**BRANO ESTRATTO**
* * * * *

Le immagini sono “evocatori esistenziali” potentissimi. Guardare una foto rimanda inevitabilmente l’osservatore alla “tesi di esistenza”, ossia a fare i conti con il fatto che ciò che si vede e non si vede in quella foto è esistito o esiste ancora.

Le foto non sono altro che una traccia del proprio o altrui esser stato nel mondo. Inoltre, ogni immagine rievoca il “sapere trasversale”, ossia una cornice cognitiva ed emotiva, che permette di dare un senso e di esplorare il copione esistenziale dell’altro al fine di promuovere una migliore qualità di vita.

Le immagini rappresentano un modo di narrarsi ed all’interno di una relazione terapeutica permettono di modificare la narrazione con la quale il paziente comunica a se stesso e agli altri la propria esistenza.

* * * * *

**DATI ESTRATTI**

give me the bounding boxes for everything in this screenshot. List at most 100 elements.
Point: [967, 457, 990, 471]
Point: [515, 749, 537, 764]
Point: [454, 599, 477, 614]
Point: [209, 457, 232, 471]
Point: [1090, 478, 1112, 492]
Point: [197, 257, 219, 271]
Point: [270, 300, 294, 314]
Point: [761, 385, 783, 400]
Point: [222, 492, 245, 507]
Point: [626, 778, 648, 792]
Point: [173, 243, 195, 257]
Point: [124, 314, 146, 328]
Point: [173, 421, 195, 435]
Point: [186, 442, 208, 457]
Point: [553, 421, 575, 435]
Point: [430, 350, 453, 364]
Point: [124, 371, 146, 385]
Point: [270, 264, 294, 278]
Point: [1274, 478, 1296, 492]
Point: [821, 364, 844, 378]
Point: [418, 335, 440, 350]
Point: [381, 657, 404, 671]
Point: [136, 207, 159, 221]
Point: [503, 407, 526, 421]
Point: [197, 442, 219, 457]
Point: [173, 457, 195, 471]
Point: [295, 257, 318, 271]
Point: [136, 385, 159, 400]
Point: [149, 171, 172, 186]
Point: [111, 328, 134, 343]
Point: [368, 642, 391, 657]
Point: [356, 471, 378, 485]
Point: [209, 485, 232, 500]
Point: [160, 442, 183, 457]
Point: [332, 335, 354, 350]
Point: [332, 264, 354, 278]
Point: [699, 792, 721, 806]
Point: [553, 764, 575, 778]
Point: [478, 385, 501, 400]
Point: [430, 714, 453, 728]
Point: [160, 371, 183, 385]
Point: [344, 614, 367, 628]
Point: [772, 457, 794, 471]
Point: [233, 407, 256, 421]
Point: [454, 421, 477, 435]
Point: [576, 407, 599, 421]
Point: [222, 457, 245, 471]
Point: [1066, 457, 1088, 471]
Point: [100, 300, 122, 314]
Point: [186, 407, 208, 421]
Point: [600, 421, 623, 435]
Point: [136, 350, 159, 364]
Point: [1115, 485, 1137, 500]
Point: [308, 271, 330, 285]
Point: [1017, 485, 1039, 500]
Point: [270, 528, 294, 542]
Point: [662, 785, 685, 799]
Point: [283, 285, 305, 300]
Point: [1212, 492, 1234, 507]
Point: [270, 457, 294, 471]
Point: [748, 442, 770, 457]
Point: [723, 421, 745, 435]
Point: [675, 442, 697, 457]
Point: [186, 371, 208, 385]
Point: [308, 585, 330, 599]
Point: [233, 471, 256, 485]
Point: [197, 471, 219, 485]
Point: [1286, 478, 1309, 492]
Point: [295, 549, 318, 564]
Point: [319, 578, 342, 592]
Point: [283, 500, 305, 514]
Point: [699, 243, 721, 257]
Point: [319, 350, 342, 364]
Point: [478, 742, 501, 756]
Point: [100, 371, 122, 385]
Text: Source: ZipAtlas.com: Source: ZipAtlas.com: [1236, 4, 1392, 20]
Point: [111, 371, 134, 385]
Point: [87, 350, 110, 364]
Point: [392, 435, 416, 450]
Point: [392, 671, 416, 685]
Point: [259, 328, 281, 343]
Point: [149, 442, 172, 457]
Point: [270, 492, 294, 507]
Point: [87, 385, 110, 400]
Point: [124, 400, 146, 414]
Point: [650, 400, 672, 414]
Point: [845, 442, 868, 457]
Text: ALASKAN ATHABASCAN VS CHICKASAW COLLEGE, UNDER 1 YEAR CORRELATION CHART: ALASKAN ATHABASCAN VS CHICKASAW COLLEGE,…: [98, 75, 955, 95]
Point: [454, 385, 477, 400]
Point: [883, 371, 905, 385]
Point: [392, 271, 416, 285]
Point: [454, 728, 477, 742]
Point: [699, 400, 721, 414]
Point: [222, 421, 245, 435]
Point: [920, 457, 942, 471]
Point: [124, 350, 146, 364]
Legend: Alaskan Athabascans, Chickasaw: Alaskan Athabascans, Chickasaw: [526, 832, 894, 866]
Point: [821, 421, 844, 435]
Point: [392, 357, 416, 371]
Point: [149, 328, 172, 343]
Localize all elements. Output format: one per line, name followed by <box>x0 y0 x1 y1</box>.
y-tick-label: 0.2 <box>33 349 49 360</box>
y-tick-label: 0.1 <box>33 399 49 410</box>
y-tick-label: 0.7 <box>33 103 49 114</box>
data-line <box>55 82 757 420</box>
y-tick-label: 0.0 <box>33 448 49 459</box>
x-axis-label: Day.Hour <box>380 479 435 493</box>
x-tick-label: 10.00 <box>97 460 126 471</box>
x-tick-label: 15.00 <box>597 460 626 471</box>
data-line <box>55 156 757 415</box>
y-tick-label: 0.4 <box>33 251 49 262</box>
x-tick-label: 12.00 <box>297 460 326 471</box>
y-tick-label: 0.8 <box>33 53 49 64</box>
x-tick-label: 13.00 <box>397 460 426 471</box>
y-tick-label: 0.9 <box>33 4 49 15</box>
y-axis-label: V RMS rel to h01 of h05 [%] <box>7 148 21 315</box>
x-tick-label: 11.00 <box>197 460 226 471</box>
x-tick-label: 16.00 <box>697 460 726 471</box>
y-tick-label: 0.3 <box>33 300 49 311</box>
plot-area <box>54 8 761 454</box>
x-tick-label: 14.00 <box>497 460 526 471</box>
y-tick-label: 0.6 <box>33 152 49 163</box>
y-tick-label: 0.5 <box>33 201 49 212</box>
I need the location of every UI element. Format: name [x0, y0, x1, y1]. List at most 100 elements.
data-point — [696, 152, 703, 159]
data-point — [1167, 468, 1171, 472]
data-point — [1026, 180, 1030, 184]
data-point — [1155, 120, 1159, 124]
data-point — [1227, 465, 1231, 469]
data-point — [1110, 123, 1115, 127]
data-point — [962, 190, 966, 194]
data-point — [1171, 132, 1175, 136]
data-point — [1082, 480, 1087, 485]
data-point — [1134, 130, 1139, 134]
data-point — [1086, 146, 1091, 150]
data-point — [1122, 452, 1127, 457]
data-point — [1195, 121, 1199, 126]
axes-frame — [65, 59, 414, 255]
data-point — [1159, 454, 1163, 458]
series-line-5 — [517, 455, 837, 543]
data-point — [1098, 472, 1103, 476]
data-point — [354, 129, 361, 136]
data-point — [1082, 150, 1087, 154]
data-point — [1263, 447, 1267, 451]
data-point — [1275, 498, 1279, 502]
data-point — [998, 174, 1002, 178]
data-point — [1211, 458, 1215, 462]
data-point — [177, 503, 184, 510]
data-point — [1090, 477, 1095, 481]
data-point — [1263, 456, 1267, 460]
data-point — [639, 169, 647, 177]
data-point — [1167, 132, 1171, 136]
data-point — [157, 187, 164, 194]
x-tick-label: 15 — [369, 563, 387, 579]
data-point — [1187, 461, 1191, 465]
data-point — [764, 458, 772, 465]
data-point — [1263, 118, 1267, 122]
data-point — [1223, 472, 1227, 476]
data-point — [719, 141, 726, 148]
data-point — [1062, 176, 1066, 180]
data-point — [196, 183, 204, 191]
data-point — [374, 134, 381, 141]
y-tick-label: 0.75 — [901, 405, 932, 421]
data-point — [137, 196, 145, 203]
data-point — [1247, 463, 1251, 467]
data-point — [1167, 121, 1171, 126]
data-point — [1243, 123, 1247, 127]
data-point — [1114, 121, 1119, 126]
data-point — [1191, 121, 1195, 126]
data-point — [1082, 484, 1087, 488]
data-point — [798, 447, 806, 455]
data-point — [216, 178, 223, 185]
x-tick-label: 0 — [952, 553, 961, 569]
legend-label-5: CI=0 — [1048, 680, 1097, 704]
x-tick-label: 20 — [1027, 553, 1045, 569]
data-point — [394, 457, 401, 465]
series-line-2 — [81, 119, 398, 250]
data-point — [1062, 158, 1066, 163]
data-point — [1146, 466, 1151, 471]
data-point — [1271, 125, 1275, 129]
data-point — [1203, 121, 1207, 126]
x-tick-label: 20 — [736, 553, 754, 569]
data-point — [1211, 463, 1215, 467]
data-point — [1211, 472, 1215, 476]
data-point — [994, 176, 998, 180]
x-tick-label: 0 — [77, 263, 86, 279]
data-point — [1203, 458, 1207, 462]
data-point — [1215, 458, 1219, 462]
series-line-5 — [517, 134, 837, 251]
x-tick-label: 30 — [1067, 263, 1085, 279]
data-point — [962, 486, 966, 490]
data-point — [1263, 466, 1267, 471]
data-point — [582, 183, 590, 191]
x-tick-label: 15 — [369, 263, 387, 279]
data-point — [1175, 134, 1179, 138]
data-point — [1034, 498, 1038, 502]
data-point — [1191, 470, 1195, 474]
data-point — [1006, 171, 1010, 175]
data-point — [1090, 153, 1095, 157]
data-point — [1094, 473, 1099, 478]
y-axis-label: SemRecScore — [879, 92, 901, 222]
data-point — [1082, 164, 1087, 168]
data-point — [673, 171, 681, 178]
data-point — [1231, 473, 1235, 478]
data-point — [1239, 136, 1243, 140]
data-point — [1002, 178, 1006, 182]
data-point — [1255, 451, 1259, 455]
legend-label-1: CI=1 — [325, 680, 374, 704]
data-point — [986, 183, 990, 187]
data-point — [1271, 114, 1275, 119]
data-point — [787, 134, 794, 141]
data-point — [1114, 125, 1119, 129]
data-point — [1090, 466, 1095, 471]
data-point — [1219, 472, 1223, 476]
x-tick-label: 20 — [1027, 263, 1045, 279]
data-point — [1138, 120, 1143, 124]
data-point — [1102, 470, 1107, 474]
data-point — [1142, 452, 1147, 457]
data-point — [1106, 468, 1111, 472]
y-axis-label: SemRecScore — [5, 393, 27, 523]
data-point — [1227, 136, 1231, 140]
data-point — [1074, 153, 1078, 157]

* * * * *

**COSA FARE**
Puoi riassumere in due frasi il brano sulle immagini e le fotografie?

**RISULTATO DELL'ESERCIZIO**
Le immagini sono “evocatori esistenziali” potentissimi: una foto porta l'osservatore a fare i conti con il fatto che ciò che vi si vede e non si vede è esistito o esiste ancora, e ogni immagine rievoca un “sapere trasversale” che permette di dare senso al copione esistenziale dell'altro. Le immagini sono inoltre un modo di narrarsi e, in una relazione terapeutica, permettono di modificare la narrazione con cui il paziente comunica a se stesso e agli altri la propria esistenza.